Given problem: Reproduce all the entries exactly.

Data entries:
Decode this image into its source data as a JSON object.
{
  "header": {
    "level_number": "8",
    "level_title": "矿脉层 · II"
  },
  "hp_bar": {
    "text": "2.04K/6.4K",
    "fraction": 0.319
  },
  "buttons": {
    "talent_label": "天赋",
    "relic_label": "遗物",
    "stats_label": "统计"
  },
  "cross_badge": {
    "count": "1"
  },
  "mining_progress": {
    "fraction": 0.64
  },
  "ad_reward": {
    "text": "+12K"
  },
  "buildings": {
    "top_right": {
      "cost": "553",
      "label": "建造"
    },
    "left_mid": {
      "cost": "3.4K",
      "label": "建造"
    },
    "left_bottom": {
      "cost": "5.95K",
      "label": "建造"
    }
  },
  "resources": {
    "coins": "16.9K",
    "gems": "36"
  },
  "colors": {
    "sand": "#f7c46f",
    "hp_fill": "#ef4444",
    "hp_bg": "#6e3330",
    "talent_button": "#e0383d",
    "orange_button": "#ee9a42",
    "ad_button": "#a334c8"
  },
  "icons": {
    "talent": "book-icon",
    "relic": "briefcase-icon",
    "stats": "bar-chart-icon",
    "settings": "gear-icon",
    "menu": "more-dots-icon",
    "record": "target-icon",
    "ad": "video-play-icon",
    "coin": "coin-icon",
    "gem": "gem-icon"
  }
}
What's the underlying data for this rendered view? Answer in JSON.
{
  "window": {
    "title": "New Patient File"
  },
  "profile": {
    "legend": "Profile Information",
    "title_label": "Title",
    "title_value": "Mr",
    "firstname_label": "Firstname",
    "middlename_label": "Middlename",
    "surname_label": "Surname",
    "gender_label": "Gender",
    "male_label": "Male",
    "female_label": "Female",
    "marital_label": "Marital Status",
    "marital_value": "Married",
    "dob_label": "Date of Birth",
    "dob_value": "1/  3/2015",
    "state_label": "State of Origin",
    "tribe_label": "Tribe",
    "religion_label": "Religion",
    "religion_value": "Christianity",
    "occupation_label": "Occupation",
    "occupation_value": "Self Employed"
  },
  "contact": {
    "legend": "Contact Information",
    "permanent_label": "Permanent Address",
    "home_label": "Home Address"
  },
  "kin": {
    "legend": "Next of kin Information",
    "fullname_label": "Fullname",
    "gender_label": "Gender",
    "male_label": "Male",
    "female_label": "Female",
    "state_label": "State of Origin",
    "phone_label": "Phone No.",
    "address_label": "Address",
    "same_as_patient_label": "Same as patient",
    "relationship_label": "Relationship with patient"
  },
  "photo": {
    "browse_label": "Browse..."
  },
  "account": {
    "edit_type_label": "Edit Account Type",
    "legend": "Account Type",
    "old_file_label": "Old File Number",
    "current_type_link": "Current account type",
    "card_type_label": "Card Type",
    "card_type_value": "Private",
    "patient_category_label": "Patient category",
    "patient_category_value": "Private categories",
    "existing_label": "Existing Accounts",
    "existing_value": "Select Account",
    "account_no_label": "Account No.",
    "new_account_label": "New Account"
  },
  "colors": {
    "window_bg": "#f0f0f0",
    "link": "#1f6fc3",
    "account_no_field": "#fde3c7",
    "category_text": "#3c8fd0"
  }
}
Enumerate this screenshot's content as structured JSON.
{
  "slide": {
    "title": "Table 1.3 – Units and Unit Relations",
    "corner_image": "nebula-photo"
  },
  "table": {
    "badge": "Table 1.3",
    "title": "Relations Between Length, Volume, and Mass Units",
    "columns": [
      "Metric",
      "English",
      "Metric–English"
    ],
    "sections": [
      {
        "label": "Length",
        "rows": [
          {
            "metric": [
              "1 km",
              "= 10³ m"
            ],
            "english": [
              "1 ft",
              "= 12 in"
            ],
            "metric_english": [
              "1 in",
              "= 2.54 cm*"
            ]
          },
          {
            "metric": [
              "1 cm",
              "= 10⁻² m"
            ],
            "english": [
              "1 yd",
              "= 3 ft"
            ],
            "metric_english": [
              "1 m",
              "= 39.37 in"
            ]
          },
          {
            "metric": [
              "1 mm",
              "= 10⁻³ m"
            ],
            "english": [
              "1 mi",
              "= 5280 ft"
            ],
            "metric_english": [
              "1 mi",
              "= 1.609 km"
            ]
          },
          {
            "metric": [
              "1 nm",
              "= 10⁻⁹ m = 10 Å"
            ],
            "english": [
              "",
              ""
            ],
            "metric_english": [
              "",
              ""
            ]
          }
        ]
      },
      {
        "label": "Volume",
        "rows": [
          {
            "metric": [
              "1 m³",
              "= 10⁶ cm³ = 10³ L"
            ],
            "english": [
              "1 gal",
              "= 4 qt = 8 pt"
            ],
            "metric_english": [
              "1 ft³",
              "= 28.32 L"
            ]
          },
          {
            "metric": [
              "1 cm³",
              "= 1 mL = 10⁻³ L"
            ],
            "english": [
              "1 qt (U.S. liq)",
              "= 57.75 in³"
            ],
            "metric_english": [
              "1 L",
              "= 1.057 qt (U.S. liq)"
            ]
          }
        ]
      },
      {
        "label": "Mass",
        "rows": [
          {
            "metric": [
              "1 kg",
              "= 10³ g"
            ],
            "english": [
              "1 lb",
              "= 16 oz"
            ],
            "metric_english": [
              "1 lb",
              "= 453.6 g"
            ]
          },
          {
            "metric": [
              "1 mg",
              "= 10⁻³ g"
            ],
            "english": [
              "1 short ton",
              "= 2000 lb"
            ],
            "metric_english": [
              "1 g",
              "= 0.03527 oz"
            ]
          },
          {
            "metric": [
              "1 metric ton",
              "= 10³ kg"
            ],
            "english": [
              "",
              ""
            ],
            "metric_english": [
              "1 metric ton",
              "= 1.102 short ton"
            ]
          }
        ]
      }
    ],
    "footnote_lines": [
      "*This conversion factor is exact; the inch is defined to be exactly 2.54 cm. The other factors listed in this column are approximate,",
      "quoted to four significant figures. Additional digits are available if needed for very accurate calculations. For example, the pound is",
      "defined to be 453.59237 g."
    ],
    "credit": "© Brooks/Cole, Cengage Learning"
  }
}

Reply to the exercise:
Decode this image into its source data as a JSON object.
{
  "header": {
    "level_number": "8",
    "level_title": "矿脉层 · II"
  },
  "hp_bar": {
    "text": "2.04K/6.4K",
    "fraction": 0.319
  },
  "buttons": {
    "talent_label": "天赋",
    "relic_label": "遗物",
    "stats_label": "统计"
  },
  "cross_badge": {
    "count": "1"
  },
  "mining_progress": {
    "fraction": 0.64
  },
  "ad_reward": {
    "text": "+12K"
  },
  "buildings": {
    "top_right": {
      "cost": "553",
      "label": "建造"
    },
    "left_mid": {
      "cost": "3.4K",
      "label": "建造"
    },
    "left_bottom": {
      "cost": "5.95K",
      "label": "建造"
    }
  },
  "resources": {
    "coins": "16.9K",
    "gems": "36"
  },
  "colors": {
    "sand": "#f7c46f",
    "hp_fill": "#ef4444",
    "hp_bg": "#6e3330",
    "talent_button": "#e0383d",
    "orange_button": "#ee9a42",
    "ad_button": "#a334c8"
  },
  "icons": {
    "talent": "book-icon",
    "relic": "briefcase-icon",
    "stats": "bar-chart-icon",
    "settings": "gear-icon",
    "menu": "more-dots-icon",
    "record": "target-icon",
    "ad": "video-play-icon",
    "coin": "coin-icon",
    "gem": "gem-icon"
  }
}
What's the underlying data for this rendered view? Answer in JSON.
{
  "window": {
    "title": "New Patient File"
  },
  "profile": {
    "legend": "Profile Information",
    "title_label": "Title",
    "title_value": "Mr",
    "firstname_label": "Firstname",
    "middlename_label": "Middlename",
    "surname_label": "Surname",
    "gender_label": "Gender",
    "male_label": "Male",
    "female_label": "Female",
    "marital_label": "Marital Status",
    "marital_value": "Married",
    "dob_label": "Date of Birth",
    "dob_value": "1/  3/2015",
    "state_label": "State of Origin",
    "tribe_label": "Tribe",
    "religion_label": "Religion",
    "religion_value": "Christianity",
    "occupation_label": "Occupation",
    "occupation_value": "Self Employed"
  },
  "contact": {
    "legend": "Contact Information",
    "permanent_label": "Permanent Address",
    "home_label": "Home Address"
  },
  "kin": {
    "legend": "Next of kin Information",
    "fullname_label": "Fullname",
    "gender_label": "Gender",
    "male_label": "Male",
    "female_label": "Female",
    "state_label": "State of Origin",
    "phone_label": "Phone No.",
    "address_label": "Address",
    "same_as_patient_label": "Same as patient",
    "relationship_label": "Relationship with patient"
  },
  "photo": {
    "browse_label": "Browse..."
  },
  "account": {
    "edit_type_label": "Edit Account Type",
    "legend": "Account Type",
    "old_file_label": "Old File Number",
    "current_type_link": "Current account type",
    "card_type_label": "Card Type",
    "card_type_value": "Private",
    "patient_category_label": "Patient category",
    "patient_category_value": "Private categories",
    "existing_label": "Existing Accounts",
    "existing_value": "Select Account",
    "account_no_label": "Account No.",
    "new_account_label": "New Account"
  },
  "colors": {
    "window_bg": "#f0f0f0",
    "link": "#1f6fc3",
    "account_no_field": "#fde3c7",
    "category_text": "#3c8fd0"
  }
}
Enumerate this screenshot's content as structured JSON.
{
  "slide": {
    "title": "Table 1.3 – Units and Unit Relations",
    "corner_image": "nebula-photo"
  },
  "table": {
    "badge": "Table 1.3",
    "title": "Relations Between Length, Volume, and Mass Units",
    "columns": [
      "Metric",
      "English",
      "Metric–English"
    ],
    "sections": [
      {
        "label": "Length",
        "rows": [
          {
            "metric": [
              "1 km",
              "= 10³ m"
            ],
            "english": [
              "1 ft",
              "= 12 in"
            ],
            "metric_english": [
              "1 in",
              "= 2.54 cm*"
            ]
          },
          {
            "metric": [
              "1 cm",
              "= 10⁻² m"
            ],
            "english": [
              "1 yd",
              "= 3 ft"
            ],
            "metric_english": [
              "1 m",
              "= 39.37 in"
            ]
          },
          {
            "metric": [
              "1 mm",
              "= 10⁻³ m"
            ],
            "english": [
              "1 mi",
              "= 5280 ft"
            ],
            "metric_english": [
              "1 mi",
              "= 1.609 km"
            ]
          },
          {
            "metric": [
              "1 nm",
              "= 10⁻⁹ m = 10 Å"
            ],
            "english": [
              "",
              ""
            ],
            "metric_english": [
              "",
              ""
            ]
          }
        ]
      },
      {
        "label": "Volume",
        "rows": [
          {
            "metric": [
              "1 m³",
              "= 10⁶ cm³ = 10³ L"
            ],
            "english": [
              "1 gal",
              "= 4 qt = 8 pt"
            ],
            "metric_english": [
              "1 ft³",
              "= 28.32 L"
            ]
          },
          {
            "metric": [
              "1 cm³",
              "= 1 mL = 10⁻³ L"
            ],
            "english": [
              "1 qt (U.S. liq)",
              "= 57.75 in³"
            ],
            "metric_english": [
              "1 L",
              "= 1.057 qt (U.S. liq)"
            ]
          }
        ]
      },
      {
        "label": "Mass",
        "rows": [
          {
            "metric": [
              "1 kg",
              "= 10³ g"
            ],
            "english": [
              "1 lb",
              "= 16 oz"
            ],
            "metric_english": [
              "1 lb",
              "= 453.6 g"
            ]
          },
          {
            "metric": [
              "1 mg",
              "= 10⁻³ g"
            ],
            "english": [
              "1 short ton",
              "= 2000 lb"
            ],
            "metric_english": [
              "1 g",
              "= 0.03527 oz"
            ]
          },
          {
            "metric": [
              "1 metric ton",
              "= 10³ kg"
            ],
            "english": [
              "",
              ""
            ],
            "metric_english": [
              "1 metric ton",
              "= 1.102 short ton"
            ]
          }
        ]
      }
    ],
    "footnote_lines": [
      "*This conversion factor is exact; the inch is defined to be exactly 2.54 cm. The other factors listed in this column are approximate,",
      "quoted to four significant figures. Additional digits are available if needed for very accurate calculations. For example, the pound is",
      "defined to be 453.59237 g."
    ],
    "credit": "© Brooks/Cole, Cengage Learning"
  }
}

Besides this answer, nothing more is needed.